#### STATED TASK:
Scan each line of the records for the word "name" and extract the ones that have it.

RECORDS PROVIDED start

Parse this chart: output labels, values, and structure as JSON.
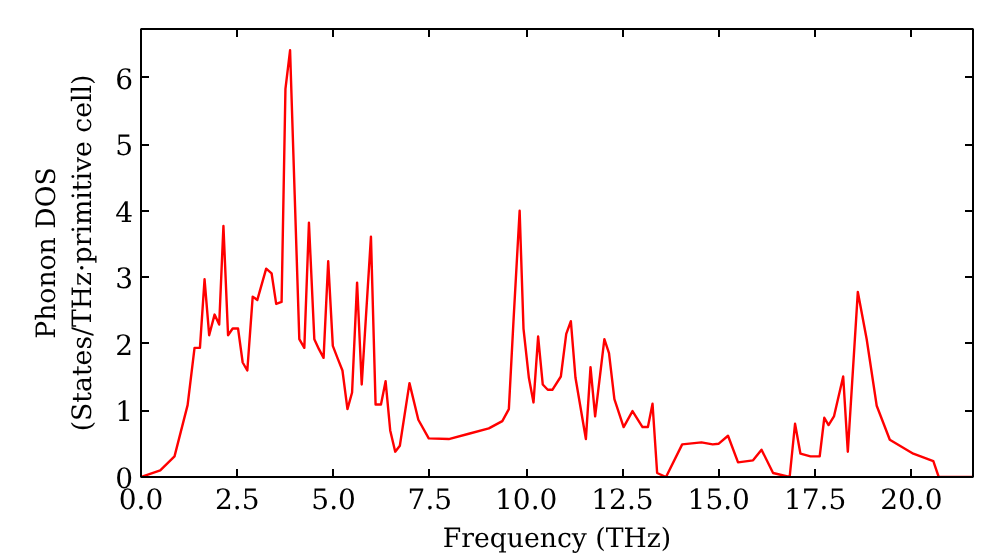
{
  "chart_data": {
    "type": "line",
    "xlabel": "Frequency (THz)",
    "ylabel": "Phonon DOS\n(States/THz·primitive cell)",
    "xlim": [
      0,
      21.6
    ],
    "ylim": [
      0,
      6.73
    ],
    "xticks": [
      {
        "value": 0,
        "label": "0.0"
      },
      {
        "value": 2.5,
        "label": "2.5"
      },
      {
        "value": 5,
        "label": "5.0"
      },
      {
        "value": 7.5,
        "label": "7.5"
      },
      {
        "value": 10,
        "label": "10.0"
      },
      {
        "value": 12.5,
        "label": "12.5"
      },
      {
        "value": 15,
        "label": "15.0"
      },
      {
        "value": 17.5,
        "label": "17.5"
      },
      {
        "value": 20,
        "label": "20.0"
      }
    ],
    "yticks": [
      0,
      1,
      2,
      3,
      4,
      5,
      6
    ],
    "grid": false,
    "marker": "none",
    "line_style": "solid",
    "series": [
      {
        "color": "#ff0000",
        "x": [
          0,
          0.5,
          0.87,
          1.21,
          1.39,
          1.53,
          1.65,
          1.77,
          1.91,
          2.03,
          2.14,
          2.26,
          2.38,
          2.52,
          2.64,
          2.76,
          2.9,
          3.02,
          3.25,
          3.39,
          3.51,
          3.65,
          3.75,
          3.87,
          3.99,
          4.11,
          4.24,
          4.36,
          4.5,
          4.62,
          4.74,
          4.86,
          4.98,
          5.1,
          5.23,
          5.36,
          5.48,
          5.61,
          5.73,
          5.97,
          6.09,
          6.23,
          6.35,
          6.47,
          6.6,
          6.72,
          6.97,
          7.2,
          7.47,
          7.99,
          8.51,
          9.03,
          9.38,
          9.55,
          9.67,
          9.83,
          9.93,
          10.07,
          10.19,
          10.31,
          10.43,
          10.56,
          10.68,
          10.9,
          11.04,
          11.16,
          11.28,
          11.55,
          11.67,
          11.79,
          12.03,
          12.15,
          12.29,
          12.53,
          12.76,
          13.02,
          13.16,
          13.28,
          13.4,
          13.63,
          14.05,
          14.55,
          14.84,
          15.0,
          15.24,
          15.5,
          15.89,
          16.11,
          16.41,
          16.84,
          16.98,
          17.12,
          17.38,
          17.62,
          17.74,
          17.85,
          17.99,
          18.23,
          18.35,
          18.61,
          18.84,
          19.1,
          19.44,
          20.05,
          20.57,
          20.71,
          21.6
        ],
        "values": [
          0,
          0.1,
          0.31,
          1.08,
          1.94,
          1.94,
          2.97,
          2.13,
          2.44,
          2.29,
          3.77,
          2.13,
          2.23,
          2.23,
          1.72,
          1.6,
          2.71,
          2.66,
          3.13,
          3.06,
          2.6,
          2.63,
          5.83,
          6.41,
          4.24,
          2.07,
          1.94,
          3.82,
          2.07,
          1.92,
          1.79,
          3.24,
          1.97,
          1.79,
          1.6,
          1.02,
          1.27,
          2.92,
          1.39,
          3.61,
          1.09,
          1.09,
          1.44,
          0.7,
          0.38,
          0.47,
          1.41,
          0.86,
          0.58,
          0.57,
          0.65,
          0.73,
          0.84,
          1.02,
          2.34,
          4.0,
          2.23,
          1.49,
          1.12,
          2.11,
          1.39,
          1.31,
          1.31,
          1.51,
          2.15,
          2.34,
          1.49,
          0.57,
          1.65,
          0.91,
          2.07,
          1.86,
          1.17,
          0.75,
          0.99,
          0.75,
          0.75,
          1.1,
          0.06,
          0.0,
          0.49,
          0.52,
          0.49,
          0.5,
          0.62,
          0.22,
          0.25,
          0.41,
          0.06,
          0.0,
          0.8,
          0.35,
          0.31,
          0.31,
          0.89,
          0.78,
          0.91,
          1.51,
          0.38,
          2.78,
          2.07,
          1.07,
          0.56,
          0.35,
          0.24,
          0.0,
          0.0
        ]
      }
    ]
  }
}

RECORDS PROVIDED end
RECORDS PROVIDED start

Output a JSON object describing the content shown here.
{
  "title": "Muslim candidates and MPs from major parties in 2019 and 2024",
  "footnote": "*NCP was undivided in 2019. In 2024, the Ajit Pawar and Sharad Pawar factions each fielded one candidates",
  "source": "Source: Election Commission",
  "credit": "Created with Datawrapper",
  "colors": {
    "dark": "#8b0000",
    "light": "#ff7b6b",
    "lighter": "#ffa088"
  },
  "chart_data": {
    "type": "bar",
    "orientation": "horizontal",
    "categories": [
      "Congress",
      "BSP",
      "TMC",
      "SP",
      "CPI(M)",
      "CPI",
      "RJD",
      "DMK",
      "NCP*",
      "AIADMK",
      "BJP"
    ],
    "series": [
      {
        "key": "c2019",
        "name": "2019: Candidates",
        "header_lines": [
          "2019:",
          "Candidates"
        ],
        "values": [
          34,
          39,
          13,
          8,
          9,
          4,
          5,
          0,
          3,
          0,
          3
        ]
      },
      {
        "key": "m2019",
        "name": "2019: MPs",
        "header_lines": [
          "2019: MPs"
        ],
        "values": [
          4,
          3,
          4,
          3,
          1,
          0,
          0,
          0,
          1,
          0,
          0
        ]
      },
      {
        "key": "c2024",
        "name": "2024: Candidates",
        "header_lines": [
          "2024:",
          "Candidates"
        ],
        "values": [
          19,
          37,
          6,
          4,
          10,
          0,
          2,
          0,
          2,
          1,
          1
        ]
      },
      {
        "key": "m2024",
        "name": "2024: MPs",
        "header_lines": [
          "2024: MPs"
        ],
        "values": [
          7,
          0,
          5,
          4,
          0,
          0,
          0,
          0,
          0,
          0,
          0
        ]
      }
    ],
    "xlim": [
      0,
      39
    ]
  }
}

RECORDS PROVIDED end

#### SOLUTION FOR THIS EXERCISE:
        "name": "2019: Candidates",
        "name": "2019: MPs",
        "name": "2024: Candidates",
        "name": "2024: MPs",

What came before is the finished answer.